[Uitgeschreven tekst]:
++++

Aiming to Please – Opmerkingen 14

Vanavond maken we een begin met het derde deel van het boek van ds. Wes Bredenhof. Het eerste deel ging over de drie uitgangspunten: het genadeverbond als de basis. Het Regulative Principle of Worship, lees ZONDAG 35, Antwoord 96, ’God op geen andere manier vereren dan Hij in Zijn Woord bevolen heeft’ als de norm. En de verbondsstructuur als de uitwerking van de eerste twee.

In het tweede deel kwamen de elementen van de eredienst aan de orde. Vanaf het Votum (liever nog: de oproep van de kant van de HEERE) via ‘wat zingen we?’, de schuldbelijdenis en genadeverkondiging, de prediking, de gebeden en de collecte tot en met de zegen aan het eind. U kunt dat allemaal, 13 artikelen, lezen op de site van DGK Bedum onder ‘Overdenkingen’ en dan ‘Liturgie’.

Nu het derde deel over ‘w.v.t.t.k.’, oftewel ‘wat verder ter tafel komt’. Namelijk doop, avondmaal, tweede dienst en catechismusprediking, geloofsbelijdenis, omstandigheden, begeleiding, gedachtenisdagen en tenslotte: de gereformeerde eredienst en de zending.

Vanavond dus over de doop en de bediening van de doop. En dan in het kader van de liturgie. Voor de gereformeerde kijk op de sacramenten verwijs ik u naar de Heidelbergse Catechismus, ZONDAG 25-31. De Nederlandse Geloofsbelijdenis, Artikel 33-35. En de Dordtse Leerregels, Hoofdstuk 5, Artikel 14.

Alleen de twee sacramenten van doop en avondmaal zijn een toevoeging bij het Woord. Verder niks. Dus geen video’s, geen opvoeren van toneel of drama, geen dans, e.d.

De doop is door onze Heere, Jezus Christus Zelf ingesteld, Mattheüs 28 slot. En de kerk heeft die de hele geschiedenis door dan ook bediend. Liturgische vragen daarbij zijn: ‘waar’, ‘wanneer’, ‘hoe’ e.d.?

Professor C. Trimp geeft in zijn boek ‘De gemeente en haar liturgie’ veel informatie over ‘De liturgie van de doop’. Dat is het vierde deel van zijn boek, blz. 155-238. Vier hoofdstukken, 1. De reformatie van de doopliturgie; 2. Het Nederlandse doopsformulier; 3. Pompa: ‘de duivel en heel zijn rijk’; en 4. Geroepen heiligen.

Luisteraar, ik zeg: lees en verwonder u, herlees en raak nog meer onder de indruk. Ik haal uit zijn boek aan wat hij schrijft over de gereformeerde doopsbediening tegen de achtergrond van hoe het vóór de Reformatie in de zestiende eeuw ging. Dat zijn de blz. 162-167.

1. De reformatoren verwijderen radicaal allerlei handelingen die men in de loop van de tijd heeft ingevoerd rond de eigenlijke doopsbediening. Trimp noemt dan: zalvingen, handoplegging, exorcismen (= uitdrijving, uitbanning van de duivel), de effatha-ritus, waarbij als het ware de oren en de neus van de dopeling worden geopend, en de afzwering van de duivel.

++++

[Aangeleverde gegevens]:
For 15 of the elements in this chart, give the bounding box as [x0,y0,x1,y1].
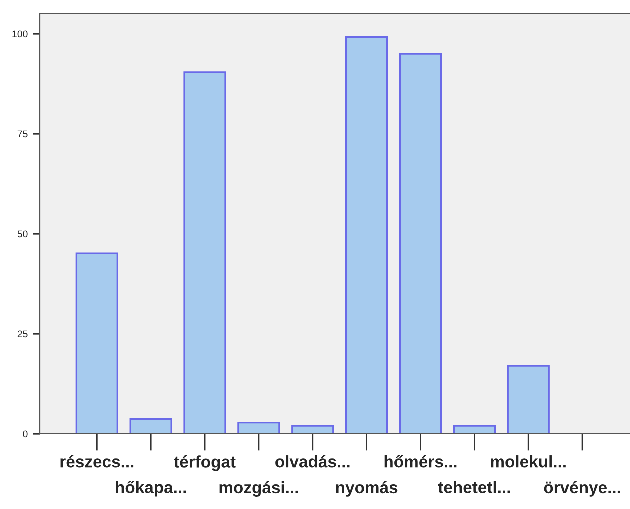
x-tick-label: örvénye... [544,481,620,497]
x-tick-label: nyomás [336,481,398,497]
x-tick-label: olvadás... [276,455,350,468]
x-tick-label: molekul... [491,456,566,468]
x-tick-label: hőmérs... [384,455,457,468]
x-tick-label: hőkapa... [116,481,186,497]
x-tick-label: térfogat [174,456,236,472]
y-tick-label: 75 [18,130,28,138]
x-tick-label: mozgási... [220,481,298,497]
x-tick-label: részecs... [60,455,134,468]
x-tick-label: tehetetl... [438,481,510,494]
y-tick-label: 100 [12,30,28,38]
y-tick-label: 25 [18,330,28,338]
y-tick-label: 0 [23,430,28,438]
y-tick-label: 50 [18,230,28,238]
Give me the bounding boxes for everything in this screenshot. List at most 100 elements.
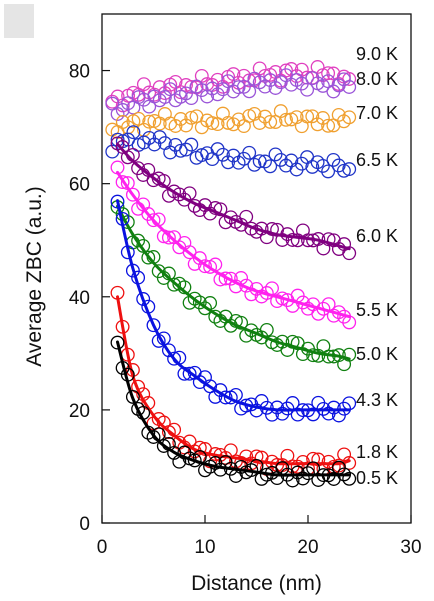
data-point — [157, 107, 172, 121]
data-point — [337, 447, 352, 462]
series-labels: 9.0 K 8.0 K 7.0 K 6.5 K 6.0 K 5.5 K 5.0 K 4.3 K… — [356, 44, 398, 488]
data-point — [125, 187, 140, 202]
data-point — [306, 348, 321, 363]
data-point — [121, 96, 136, 111]
series-label-5-0-k: 5.0 K — [356, 344, 398, 364]
data-point — [295, 471, 310, 486]
data-point — [161, 230, 176, 245]
x-tick-label-2: 20 — [297, 537, 318, 558]
series-5-0-k — [110, 200, 357, 372]
series-5-5-k — [110, 160, 357, 330]
series-0-5-k — [110, 335, 357, 488]
data-point — [184, 91, 199, 106]
data-point — [321, 232, 336, 247]
data-point — [179, 142, 193, 157]
series-label-9-0-k: 9.0 K — [356, 44, 398, 64]
data-point — [342, 347, 357, 362]
series-8-0-k — [105, 68, 357, 121]
data-point — [172, 187, 187, 202]
data-point — [167, 277, 182, 292]
data-point — [115, 175, 130, 190]
data-point — [136, 77, 151, 92]
data-point — [157, 90, 172, 104]
data-point — [326, 233, 341, 248]
data-point — [315, 78, 330, 93]
data-point — [263, 73, 278, 88]
series-label-6-5-k: 6.5 K — [356, 150, 398, 170]
data-point — [239, 209, 254, 224]
data-point — [221, 115, 236, 130]
data-point — [182, 245, 197, 260]
data-point — [258, 154, 272, 169]
data-point — [131, 233, 146, 248]
fit-curve-1-8-k — [116, 295, 351, 466]
x-tick-label-3: 30 — [400, 537, 421, 558]
data-point — [136, 135, 151, 150]
series-label-1-8-k: 1.8 K — [356, 442, 398, 462]
data-point — [321, 66, 336, 81]
data-point — [226, 148, 241, 163]
data-point — [179, 118, 193, 133]
series-label-5-5-k: 5.5 K — [356, 300, 398, 320]
data-point — [342, 80, 357, 94]
data-point — [173, 143, 188, 158]
data-point — [326, 400, 341, 415]
data-point — [126, 125, 141, 140]
y-tick-label-0: 0 — [79, 514, 90, 535]
data-point — [342, 396, 357, 411]
data-point — [218, 271, 233, 286]
series-6-5-k — [105, 125, 357, 179]
corner-decoration — [4, 4, 34, 38]
data-point — [198, 301, 212, 316]
data-point — [110, 194, 125, 209]
data-point — [315, 111, 330, 125]
x-tick-label-0: 0 — [97, 537, 108, 558]
data-point — [141, 250, 156, 265]
data-point — [192, 203, 207, 218]
data-point — [179, 86, 193, 101]
data-point — [234, 315, 249, 330]
data-point — [331, 158, 346, 173]
data-point — [336, 163, 351, 178]
series-label-7-0-k: 7.0 K — [356, 103, 398, 123]
series-label-8-0-k: 8.0 K — [356, 69, 398, 89]
data-point — [242, 84, 257, 99]
data-point — [215, 82, 230, 97]
data-point — [265, 222, 279, 236]
data-point — [167, 351, 182, 366]
data-point — [131, 111, 146, 126]
data-point — [321, 164, 336, 179]
data-point — [275, 406, 290, 421]
data-point — [342, 110, 357, 125]
data-point — [315, 158, 330, 173]
data-point — [249, 449, 264, 464]
plot-axes — [101, 13, 412, 524]
fit-curve-5-0-k — [116, 204, 351, 361]
data-point — [284, 77, 299, 92]
data-point — [131, 401, 146, 416]
data-point — [342, 246, 357, 261]
data-point — [223, 271, 238, 286]
data-point — [142, 114, 157, 129]
data-point — [263, 114, 278, 129]
data-point — [265, 281, 279, 296]
x-tick-label-1: 10 — [194, 537, 215, 558]
data-point — [125, 389, 140, 404]
data-point — [200, 89, 215, 104]
data-point — [136, 92, 151, 107]
data-point — [305, 109, 320, 124]
data-point — [242, 145, 257, 160]
data-point — [184, 137, 199, 152]
data-point — [147, 137, 162, 152]
data-point — [184, 110, 199, 125]
y-tick-label-3: 60 — [69, 175, 90, 196]
plot-frame — [101, 13, 412, 524]
x-axis-ticks: 0 10 20 30 — [97, 515, 422, 558]
data-point — [236, 79, 251, 94]
data-point — [268, 147, 283, 162]
data-point — [146, 213, 161, 228]
data-point — [285, 334, 300, 349]
data-point — [115, 115, 130, 129]
y-axis-ticks: 0 20 40 60 80 — [69, 62, 110, 535]
data-point — [342, 471, 357, 486]
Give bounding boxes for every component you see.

++++

[Opdracht 1]: Vertaal deze zin uit de tekst over de doopsbediening in het Engels: "Alleen de twee sacramenten van doop en avondmaal zijn een toevoeging bij het Woord."
[Opdracht 2]: Geef het gedeelte uit de tekst over de doopsbediening woordelijk weer, vanaf de woorden "In het tweede" tot en met "en dan ‘Liturgie’.".

[Volledig antwoord 1]: Only the two sacraments of baptism and the Lord's Supper are an addition to the Word.

[Volledig antwoord 2]:
In het tweede deel kwamen de elementen van de eredienst aan de orde. Vanaf het Votum (liever nog: de oproep van de kant van de HEERE) via ‘wat zingen we?’, de schuldbelijdenis en genadeverkondiging, de prediking, de gebeden en de collecte tot en met de zegen aan het eind. U kunt dat allemaal, 13 artikelen, lezen op de site van DGK Bedum onder ‘Overdenkingen’ en dan ‘Liturgie’.